[Dataset records]

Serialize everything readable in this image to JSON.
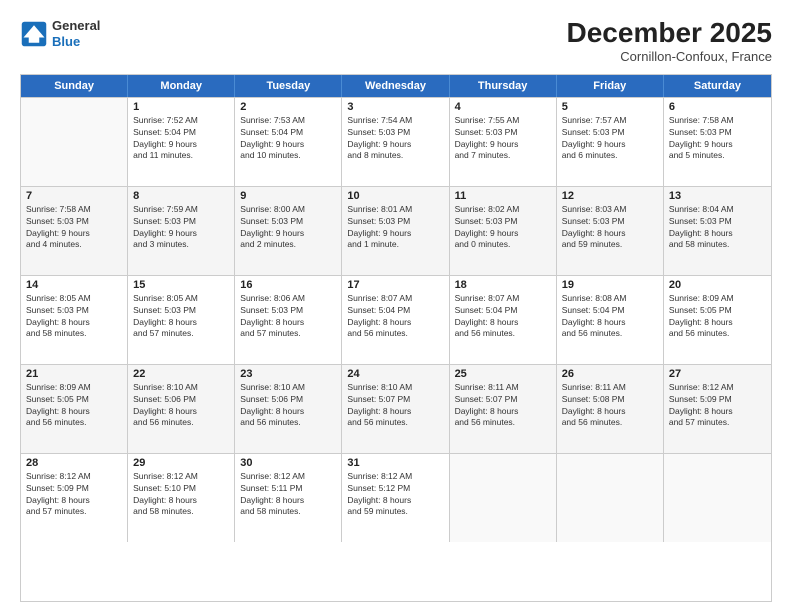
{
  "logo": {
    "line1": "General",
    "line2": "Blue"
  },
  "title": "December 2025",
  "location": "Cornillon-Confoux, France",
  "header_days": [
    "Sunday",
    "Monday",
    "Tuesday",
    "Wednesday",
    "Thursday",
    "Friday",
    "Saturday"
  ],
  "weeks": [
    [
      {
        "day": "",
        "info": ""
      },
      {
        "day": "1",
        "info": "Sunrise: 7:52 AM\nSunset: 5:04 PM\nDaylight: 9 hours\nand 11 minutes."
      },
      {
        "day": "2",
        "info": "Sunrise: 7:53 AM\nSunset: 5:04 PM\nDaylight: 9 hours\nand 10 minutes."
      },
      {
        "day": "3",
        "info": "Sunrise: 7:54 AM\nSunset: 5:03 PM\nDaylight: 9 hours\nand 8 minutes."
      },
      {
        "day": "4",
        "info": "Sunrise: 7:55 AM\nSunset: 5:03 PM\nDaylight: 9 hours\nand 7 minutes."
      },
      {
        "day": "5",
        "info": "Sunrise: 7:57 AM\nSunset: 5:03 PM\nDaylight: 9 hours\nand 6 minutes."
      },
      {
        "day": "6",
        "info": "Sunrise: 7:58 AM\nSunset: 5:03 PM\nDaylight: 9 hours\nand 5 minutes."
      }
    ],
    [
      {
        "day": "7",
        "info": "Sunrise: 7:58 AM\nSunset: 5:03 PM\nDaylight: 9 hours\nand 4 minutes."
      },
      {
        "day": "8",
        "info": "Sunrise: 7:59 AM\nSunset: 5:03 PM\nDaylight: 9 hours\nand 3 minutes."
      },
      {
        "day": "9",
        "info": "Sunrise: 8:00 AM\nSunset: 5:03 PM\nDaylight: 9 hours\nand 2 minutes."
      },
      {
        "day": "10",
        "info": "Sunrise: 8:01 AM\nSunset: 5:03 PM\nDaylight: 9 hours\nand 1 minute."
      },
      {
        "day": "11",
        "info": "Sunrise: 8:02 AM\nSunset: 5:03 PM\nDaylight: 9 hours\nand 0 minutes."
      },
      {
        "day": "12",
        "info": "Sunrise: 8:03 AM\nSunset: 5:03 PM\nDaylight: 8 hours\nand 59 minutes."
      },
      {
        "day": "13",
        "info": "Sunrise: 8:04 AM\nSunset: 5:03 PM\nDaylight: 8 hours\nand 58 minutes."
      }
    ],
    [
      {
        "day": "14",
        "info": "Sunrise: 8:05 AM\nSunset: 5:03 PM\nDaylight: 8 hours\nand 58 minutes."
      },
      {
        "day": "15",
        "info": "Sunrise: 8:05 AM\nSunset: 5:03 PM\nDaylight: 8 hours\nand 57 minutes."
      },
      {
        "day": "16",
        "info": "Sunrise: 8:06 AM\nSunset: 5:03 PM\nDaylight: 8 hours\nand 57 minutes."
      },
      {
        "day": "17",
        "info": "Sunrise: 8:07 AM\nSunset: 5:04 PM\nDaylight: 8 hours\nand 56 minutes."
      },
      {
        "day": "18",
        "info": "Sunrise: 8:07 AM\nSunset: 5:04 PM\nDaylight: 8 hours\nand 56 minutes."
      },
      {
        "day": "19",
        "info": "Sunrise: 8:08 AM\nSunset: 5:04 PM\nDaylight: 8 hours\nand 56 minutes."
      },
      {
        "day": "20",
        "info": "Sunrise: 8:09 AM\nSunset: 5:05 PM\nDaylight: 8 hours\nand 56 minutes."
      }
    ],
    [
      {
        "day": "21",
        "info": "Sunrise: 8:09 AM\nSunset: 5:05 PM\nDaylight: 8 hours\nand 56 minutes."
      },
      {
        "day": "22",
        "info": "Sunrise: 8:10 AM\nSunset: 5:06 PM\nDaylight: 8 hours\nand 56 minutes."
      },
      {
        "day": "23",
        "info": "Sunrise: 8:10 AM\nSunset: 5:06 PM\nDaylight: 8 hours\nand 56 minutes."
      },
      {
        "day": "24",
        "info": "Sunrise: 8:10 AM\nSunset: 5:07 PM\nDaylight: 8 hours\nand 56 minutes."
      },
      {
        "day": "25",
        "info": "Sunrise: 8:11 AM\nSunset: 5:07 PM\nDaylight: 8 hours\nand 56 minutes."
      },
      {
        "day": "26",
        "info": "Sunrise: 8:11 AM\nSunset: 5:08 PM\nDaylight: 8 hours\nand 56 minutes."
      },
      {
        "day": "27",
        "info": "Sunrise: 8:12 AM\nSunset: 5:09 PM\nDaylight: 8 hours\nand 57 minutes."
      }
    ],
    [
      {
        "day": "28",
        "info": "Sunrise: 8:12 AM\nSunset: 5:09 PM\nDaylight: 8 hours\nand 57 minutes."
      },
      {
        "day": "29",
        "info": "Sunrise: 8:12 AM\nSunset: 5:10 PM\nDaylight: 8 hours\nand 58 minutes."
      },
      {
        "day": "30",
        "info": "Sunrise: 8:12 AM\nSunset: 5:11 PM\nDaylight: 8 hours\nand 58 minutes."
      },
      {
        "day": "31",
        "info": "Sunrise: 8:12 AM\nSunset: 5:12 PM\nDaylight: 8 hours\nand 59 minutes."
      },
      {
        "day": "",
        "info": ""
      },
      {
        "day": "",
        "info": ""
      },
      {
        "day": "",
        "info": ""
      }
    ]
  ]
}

...

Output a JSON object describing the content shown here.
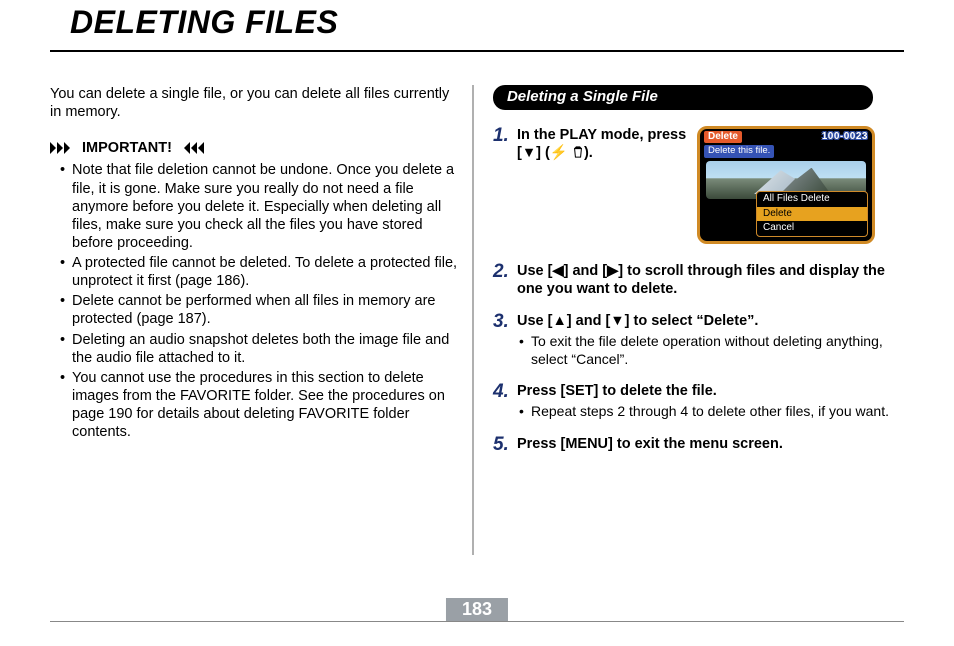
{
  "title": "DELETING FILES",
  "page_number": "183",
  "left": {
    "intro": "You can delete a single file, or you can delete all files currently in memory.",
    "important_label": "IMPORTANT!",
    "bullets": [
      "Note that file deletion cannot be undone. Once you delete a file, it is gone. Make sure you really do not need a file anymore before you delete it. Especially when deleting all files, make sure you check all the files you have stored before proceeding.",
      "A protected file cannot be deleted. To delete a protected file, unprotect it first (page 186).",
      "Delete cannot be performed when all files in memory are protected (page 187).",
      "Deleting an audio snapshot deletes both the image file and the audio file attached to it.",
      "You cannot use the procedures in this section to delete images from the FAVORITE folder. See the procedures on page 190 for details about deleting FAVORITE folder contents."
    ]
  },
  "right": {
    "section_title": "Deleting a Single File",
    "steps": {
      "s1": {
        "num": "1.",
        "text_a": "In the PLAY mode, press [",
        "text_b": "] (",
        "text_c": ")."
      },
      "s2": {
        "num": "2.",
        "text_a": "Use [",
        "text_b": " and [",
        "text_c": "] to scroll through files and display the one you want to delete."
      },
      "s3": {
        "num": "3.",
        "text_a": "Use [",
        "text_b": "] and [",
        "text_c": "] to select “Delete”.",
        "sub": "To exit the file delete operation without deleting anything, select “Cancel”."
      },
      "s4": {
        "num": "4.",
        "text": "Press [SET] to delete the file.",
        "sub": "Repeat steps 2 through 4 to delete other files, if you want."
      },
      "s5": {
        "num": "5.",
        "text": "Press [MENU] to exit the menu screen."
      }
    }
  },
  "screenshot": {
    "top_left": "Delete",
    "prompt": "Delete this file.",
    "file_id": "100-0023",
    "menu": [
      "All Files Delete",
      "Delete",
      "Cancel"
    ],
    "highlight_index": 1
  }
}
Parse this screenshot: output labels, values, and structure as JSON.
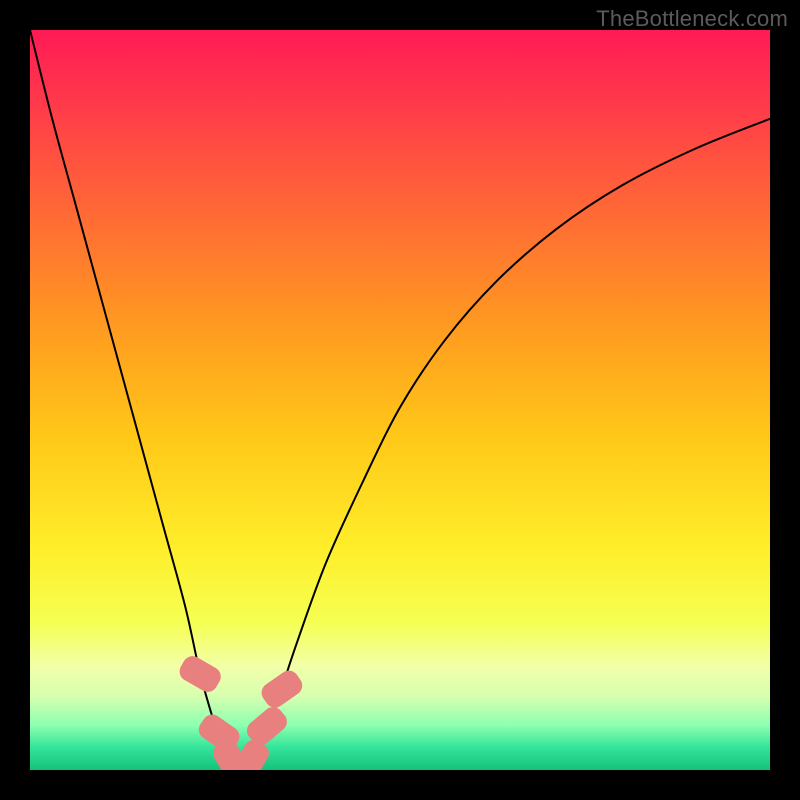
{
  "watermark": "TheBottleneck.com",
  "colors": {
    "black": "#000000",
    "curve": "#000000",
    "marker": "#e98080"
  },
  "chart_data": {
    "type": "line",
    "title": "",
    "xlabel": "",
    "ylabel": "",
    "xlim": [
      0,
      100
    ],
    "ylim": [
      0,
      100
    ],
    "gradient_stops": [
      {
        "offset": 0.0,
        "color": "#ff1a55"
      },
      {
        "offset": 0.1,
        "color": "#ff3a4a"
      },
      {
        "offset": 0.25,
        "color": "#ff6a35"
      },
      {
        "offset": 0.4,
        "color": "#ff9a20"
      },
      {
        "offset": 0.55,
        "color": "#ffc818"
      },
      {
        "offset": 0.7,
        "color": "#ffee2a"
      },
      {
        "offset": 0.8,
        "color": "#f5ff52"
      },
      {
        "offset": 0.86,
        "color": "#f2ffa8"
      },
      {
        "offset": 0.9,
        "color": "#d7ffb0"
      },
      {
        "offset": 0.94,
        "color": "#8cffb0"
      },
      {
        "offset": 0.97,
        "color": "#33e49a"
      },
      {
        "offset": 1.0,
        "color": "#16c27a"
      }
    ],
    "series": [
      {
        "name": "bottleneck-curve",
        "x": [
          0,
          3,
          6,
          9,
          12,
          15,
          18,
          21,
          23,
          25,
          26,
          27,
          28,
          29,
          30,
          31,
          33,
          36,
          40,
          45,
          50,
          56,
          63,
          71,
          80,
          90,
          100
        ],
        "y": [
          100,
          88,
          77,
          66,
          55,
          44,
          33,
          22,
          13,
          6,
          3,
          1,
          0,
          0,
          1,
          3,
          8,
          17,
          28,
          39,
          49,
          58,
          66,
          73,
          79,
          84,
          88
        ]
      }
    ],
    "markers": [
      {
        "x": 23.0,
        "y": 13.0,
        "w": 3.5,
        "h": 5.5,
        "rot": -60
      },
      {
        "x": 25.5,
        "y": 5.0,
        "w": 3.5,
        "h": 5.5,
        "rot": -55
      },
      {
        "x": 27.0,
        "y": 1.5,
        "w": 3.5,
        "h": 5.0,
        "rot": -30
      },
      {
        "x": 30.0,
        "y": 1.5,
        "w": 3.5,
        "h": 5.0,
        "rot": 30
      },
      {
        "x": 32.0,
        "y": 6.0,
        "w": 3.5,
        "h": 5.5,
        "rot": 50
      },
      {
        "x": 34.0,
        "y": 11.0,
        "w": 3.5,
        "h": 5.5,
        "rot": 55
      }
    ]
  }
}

---

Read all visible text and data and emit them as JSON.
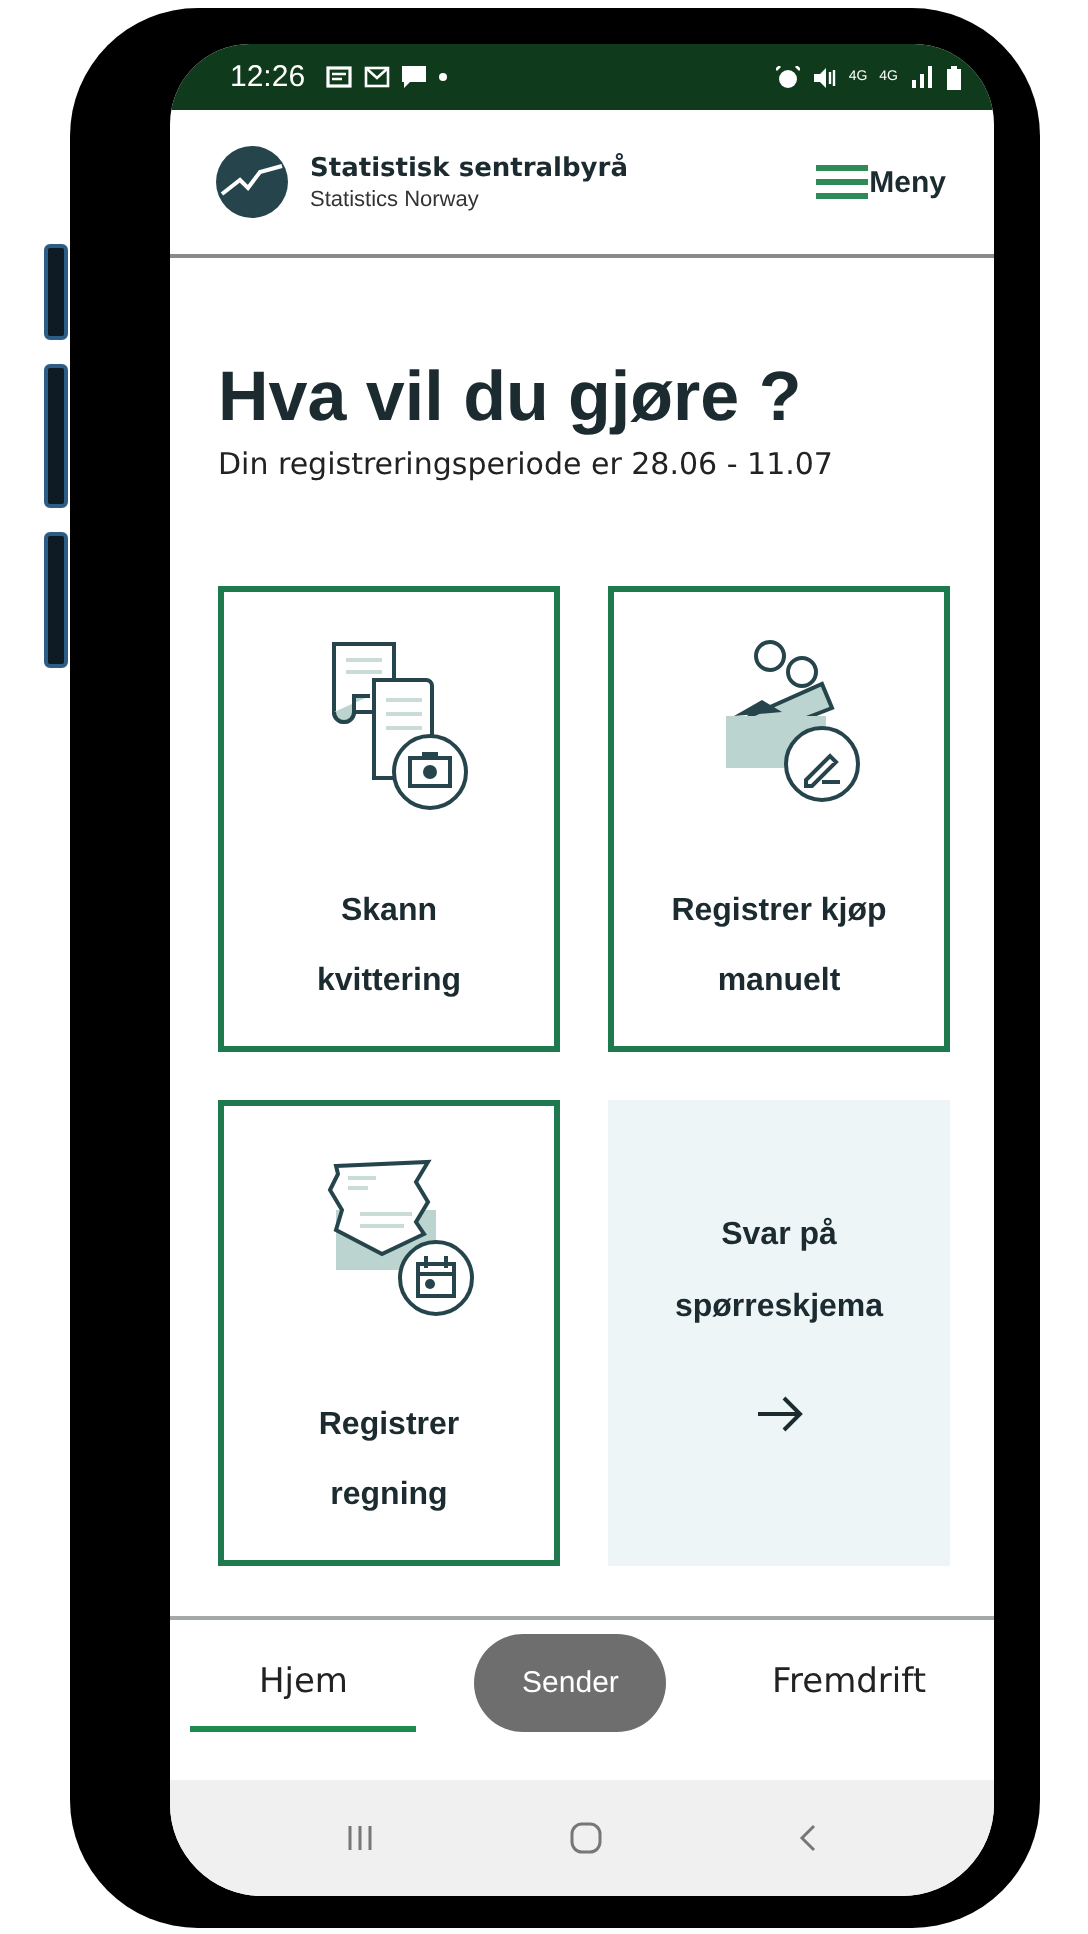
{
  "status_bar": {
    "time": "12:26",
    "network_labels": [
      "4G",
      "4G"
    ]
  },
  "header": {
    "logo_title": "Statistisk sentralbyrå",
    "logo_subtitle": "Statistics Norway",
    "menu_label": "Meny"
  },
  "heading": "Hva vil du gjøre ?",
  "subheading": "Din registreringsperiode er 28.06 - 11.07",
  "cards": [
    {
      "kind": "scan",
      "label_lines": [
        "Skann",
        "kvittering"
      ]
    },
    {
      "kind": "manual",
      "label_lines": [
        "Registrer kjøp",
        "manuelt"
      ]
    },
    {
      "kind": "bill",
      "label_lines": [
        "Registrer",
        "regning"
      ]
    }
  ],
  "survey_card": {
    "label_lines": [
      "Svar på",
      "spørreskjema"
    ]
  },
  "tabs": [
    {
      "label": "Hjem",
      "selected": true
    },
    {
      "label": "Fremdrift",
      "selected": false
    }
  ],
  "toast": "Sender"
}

### Stated goal:
Each line that has the word "cannot" should be copied.

### Result of this task:
      "Note that file deletion cannot be undone. Once you delete a file, it is gone. Make sure you really do not need a file anymore before you delete it. Especially when deleting all files, make sure you check all the files you have stored before proceeding.",
      "A protected file cannot be deleted. To delete a protected file, unprotect it first (page 186).",
      "Delete cannot be performed when all files in memory are protected (page 187).",
      "You cannot use the procedures in this section to delete images from the FAVORITE folder. See the procedures on page 190 for details about deleting FAVORITE folder contents."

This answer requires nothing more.